▸ **Set problem**: Images are not part of the copy; write out the rest of the data exactly as given.
===== Data provided
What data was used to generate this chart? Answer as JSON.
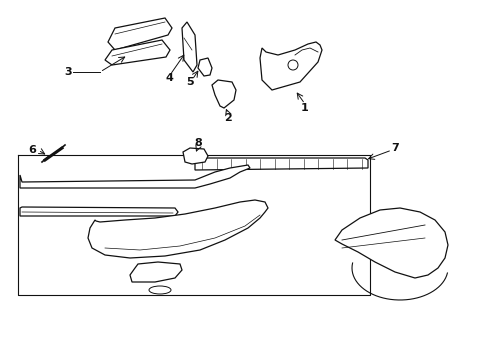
{
  "bg_color": "#ffffff",
  "line_color": "#111111",
  "label_color": "#000000",
  "lw": 0.9,
  "label_fs": 8,
  "label_bold": true
}
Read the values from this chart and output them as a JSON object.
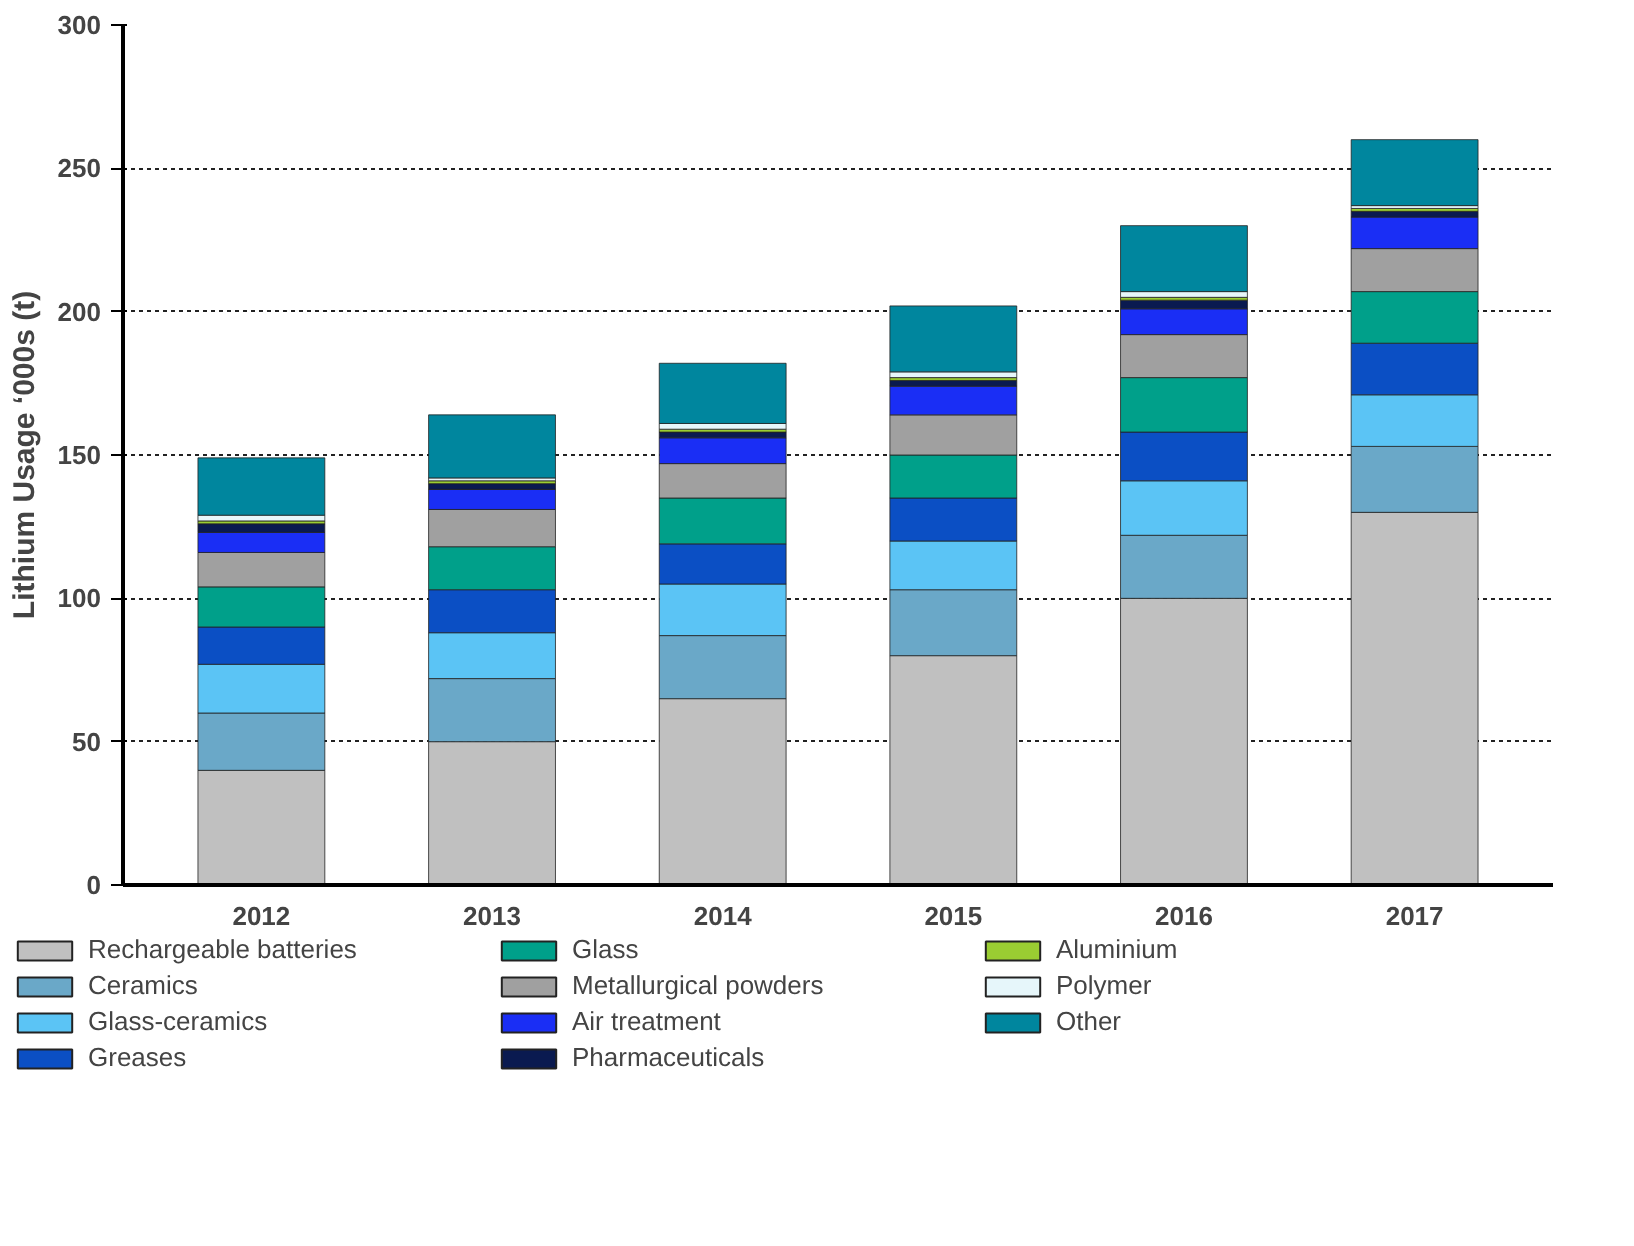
==========
▸ **Answer to the problem**:
What data was used to generate this chart? Answer as JSON.
{
  "bg_color": "#ffffff",
  "line_color": "#111111",
  "label_color": "#000000",
  "lw": 0.9,
  "label_fs": 8,
  "label_bold": true
}
Read the values from this chart and output them as a JSON object.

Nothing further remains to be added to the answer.